[INPUT]:
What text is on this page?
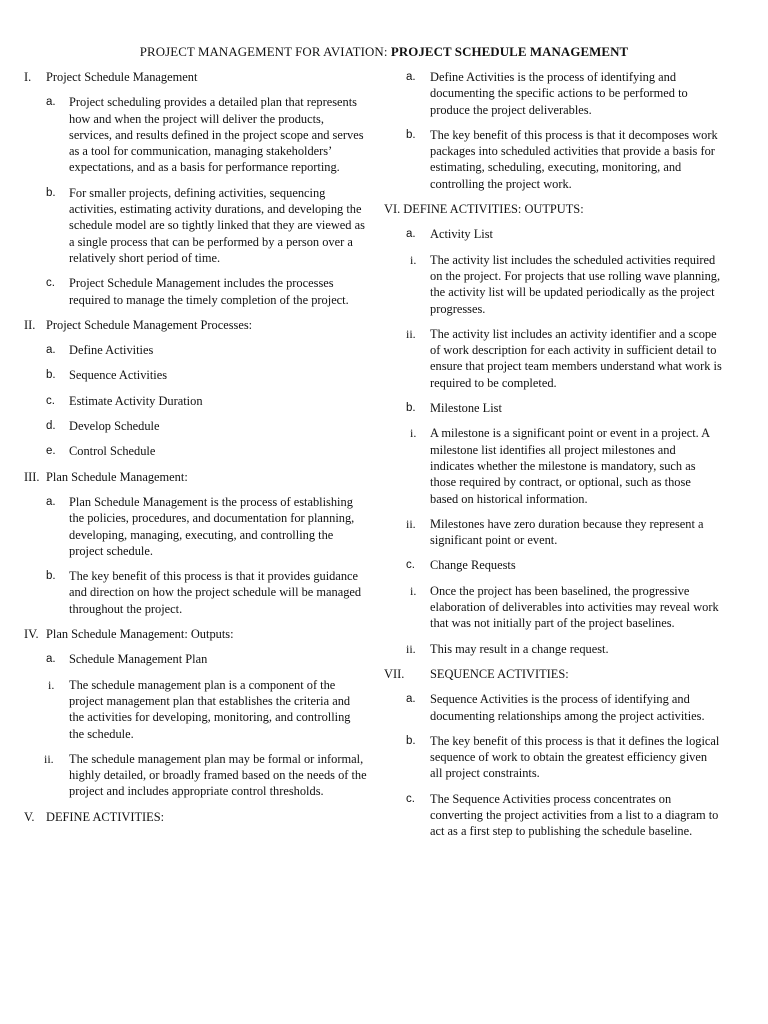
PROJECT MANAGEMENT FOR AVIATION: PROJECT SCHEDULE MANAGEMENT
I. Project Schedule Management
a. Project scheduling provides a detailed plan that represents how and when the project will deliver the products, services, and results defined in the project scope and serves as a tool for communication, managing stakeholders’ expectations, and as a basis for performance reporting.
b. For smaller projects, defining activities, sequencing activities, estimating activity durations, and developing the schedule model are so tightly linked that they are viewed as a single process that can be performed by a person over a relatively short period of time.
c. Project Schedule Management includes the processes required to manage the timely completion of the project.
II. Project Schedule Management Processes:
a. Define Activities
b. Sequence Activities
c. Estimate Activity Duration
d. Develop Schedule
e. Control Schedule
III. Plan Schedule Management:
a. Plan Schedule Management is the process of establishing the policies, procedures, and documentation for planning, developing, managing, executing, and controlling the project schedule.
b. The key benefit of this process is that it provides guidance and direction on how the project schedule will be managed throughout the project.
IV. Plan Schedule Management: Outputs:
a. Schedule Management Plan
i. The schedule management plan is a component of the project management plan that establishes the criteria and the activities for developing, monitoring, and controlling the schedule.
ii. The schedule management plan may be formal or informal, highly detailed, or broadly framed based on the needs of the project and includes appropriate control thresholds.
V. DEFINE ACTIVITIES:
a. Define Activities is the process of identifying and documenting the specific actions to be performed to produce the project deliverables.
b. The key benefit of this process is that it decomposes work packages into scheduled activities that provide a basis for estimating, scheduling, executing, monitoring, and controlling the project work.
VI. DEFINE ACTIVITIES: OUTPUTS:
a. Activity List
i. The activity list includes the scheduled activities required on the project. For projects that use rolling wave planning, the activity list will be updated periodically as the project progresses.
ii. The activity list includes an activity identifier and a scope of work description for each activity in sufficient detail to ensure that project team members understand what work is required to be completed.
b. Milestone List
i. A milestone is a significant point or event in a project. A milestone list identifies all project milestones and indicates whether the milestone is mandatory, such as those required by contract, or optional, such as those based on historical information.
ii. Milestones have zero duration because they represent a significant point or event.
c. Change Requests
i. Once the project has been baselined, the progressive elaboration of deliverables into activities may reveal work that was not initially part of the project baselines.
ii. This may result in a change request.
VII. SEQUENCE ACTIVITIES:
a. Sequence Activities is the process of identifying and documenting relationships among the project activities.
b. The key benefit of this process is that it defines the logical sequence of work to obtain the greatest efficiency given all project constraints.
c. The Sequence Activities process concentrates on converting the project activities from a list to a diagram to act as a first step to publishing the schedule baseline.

...

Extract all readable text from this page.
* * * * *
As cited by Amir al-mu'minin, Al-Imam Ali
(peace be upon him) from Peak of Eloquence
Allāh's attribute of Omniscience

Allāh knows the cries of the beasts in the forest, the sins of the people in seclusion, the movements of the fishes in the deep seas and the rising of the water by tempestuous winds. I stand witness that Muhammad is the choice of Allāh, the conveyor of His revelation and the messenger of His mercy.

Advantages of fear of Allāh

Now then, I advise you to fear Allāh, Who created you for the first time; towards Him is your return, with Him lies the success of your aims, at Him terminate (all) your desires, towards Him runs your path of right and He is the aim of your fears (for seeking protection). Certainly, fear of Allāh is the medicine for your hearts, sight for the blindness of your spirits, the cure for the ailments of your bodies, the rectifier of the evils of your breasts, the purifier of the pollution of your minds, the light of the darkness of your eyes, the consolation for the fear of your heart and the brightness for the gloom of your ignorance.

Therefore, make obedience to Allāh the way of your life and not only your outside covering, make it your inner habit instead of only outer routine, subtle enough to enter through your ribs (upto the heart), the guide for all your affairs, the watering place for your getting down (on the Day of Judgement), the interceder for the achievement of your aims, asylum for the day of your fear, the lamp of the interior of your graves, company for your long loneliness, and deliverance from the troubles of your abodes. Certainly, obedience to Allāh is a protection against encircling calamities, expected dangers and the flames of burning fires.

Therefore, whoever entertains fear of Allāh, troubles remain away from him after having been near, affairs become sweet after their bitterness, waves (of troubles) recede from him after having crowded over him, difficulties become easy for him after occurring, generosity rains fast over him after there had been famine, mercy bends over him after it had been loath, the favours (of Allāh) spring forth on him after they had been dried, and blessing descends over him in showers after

[WHAT NEEDS TO BE DONE]:
Copy every line in the records above that contains the word "been".

[WRITTEN ANSWER]:
i. Once the project has been baselined, the progressive elaboration of deliverables into activities may reveal work that was not initially part of the project baselines.
Therefore, whoever entertains fear of Allāh, troubles remain away from him after having been near, affairs become sweet after their bitterness, waves (of troubles) recede from him after having crowded over him, difficulties become easy for him after occurring, generosity rains fast over him after there had been famine, mercy bends over him after it had been loath, the favours (of Allāh) spring forth on him after they had been dried, and blessing descends over him in showers after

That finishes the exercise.